**To be done:**
Write the next part of the Eighth Circuit appeals case text, picking up right after its last line.

**Reading text:**
Case ID: f3d_650/html/1125-01.html
Source: Caselaw Access Project
Author: {"author": "\n      MELLOY, Circuit Judge.", "license": "Public Domain", "url": "https://static.case.law/"}
Date Created: 2024-08-24T03:29:51.129683

BADGER CAPITAL, LLC; S. Bradley Daniels, Plaintiffs-Appellants, Jay Garnett; Karen Garnett, Plaintiffs, GWE Holdings, LLC; Terry Harper; LR Holdings, LLC; David Mix; Powell Properties, LLC; James Renner; Scott Smith; Arthur Starr; James Stilwell; Laura Stilwell, Plaintiffs-Appellants, v. CHAMBERS BANK OF NORTH ARKANSAS; Chamber Bancshares, Inc.; John Russell Meeks, Individually and as agent for Chambers Bank or North Arkansas and as agent for Northark Holdings LLC; John Doe, I, Individually and as agent for Chambers Bank or North Arkansas; John Doe, II, Individually and as agent for Chambers Bank or North Arkansas; Growth Group, LLC, Florida; Growth Group, LLC, Arkansas; Edward Davis, Individually and as agent for Growth Group, LLC-Florida and Growth Group, LLC-Arkansas; Rick Hancock, Individually and as agent for Growth Group, LLC-Florida, Growth Group, LLC-Arkansas and Strategic Builders, LLC; Morgan Hooker, Individually and as agent for Growth Group, LLC-Florida, Growth Group, LLC-Arkansas and Strategic Builders, LLC; Mitchell Massey, Individually and as agent for Growth Group, LLC-Florida, Growth Group, LLC-Arkansas, Strategic Builders, LLC and Growth Ventures, LLC; Growth Ventures, LLC; Scott McLain, Individually and as agent for Growth Ventures, LLC and McLain Group, LLC; Dirk Van Veen, Individually and as agent for Growth Ventures, LLC and Zen Holdings, LLC; Heritage Coast Properties, LLC; Bruce Millender, Individually and as agent for Heritage Coast Properties, LLC; Strategic Builders, LLC; McLain Group, LLC; Watering Place, LLC; J.Y. Massey, Individually and as agent for Watering Place, LLC; Zon Holdings, LLC, Defendants-Appellees, Northark Holdings, LLC, Defendant.
    No. 10-3067.
    United States Court of Appeals, Eighth Circuit.
    Submitted: June 14, 2011.
    Filed: Aug. 16, 2011.
    Rehearing Denied Sept. 30, 2011.
    
      Shirley E. Jones, argued, Little Rock, AR, for appellants.

**Dataset extract:**
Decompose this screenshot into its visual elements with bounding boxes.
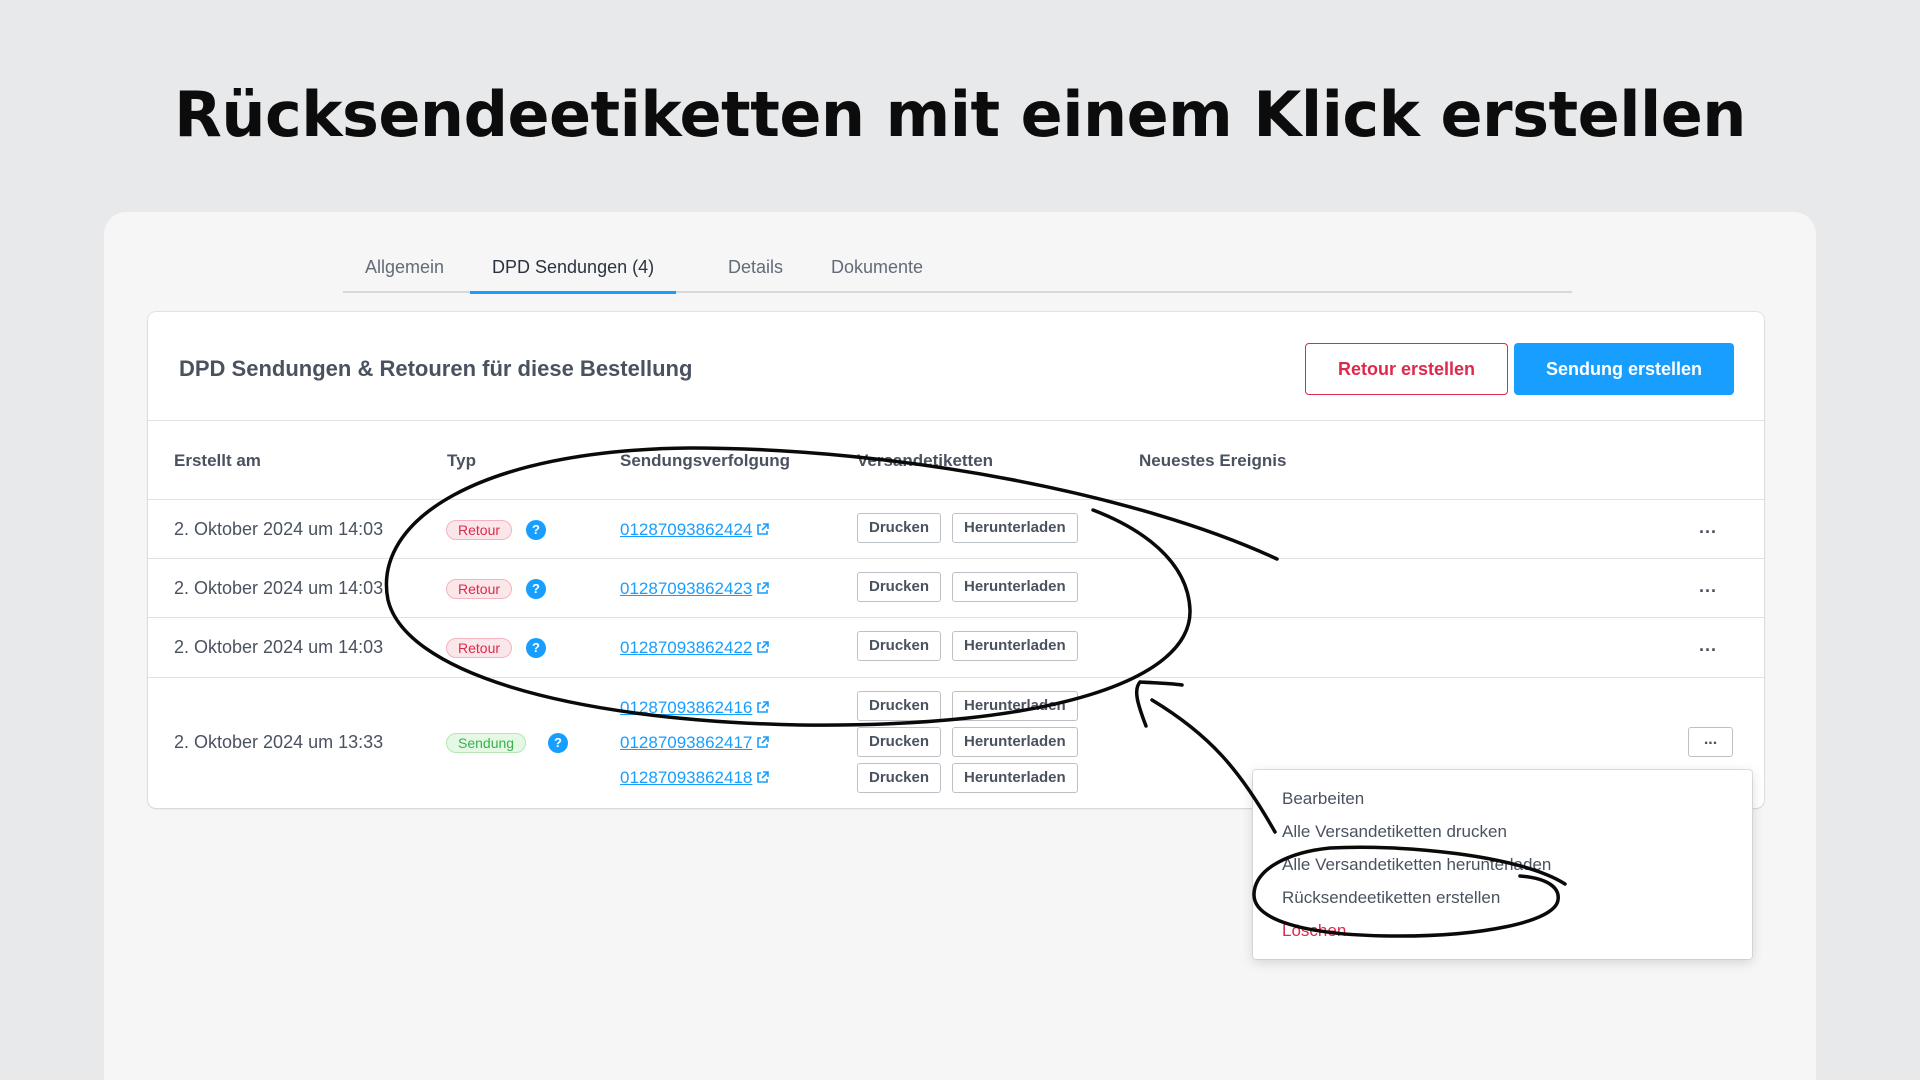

**Response to this exercise:**
    John C. Riedel, argued, Danville, AR, Daniel B. Thrailkill and Patrick McDaniel, Mena, AR, George Alan Wooten, Robert A. Frazier, and Emily M. Reynolds, Rogers, AR, Tom Tatum, Sr., Danville, AR, on the brief, for appellees.
    Before BYE and MELLOY, Circuit Judges, and ERICKSEN, District Judge.
    
      
      . The Honorable Joan N. Ericksen, United States District Judge for the District of Minnesota, silting by designation.
    
   MELLOY, Circuit Judge.

Badger Capital, LLC and its co-plaintiffs (collectively referred to as “the Investors”) sued Chambers Bank of North Arkansas (“the Bank”) for fraudulent concealment. Specifically, the Investors claimed that the Bank failed to disclose to the Investors certain information regarding a real-estate development. The district court granted summary judgment in favor of the Bank, finding as a threshold matter that the Bank owed no duty of disclosure to the Investors. The Investors appeal, and we affirm.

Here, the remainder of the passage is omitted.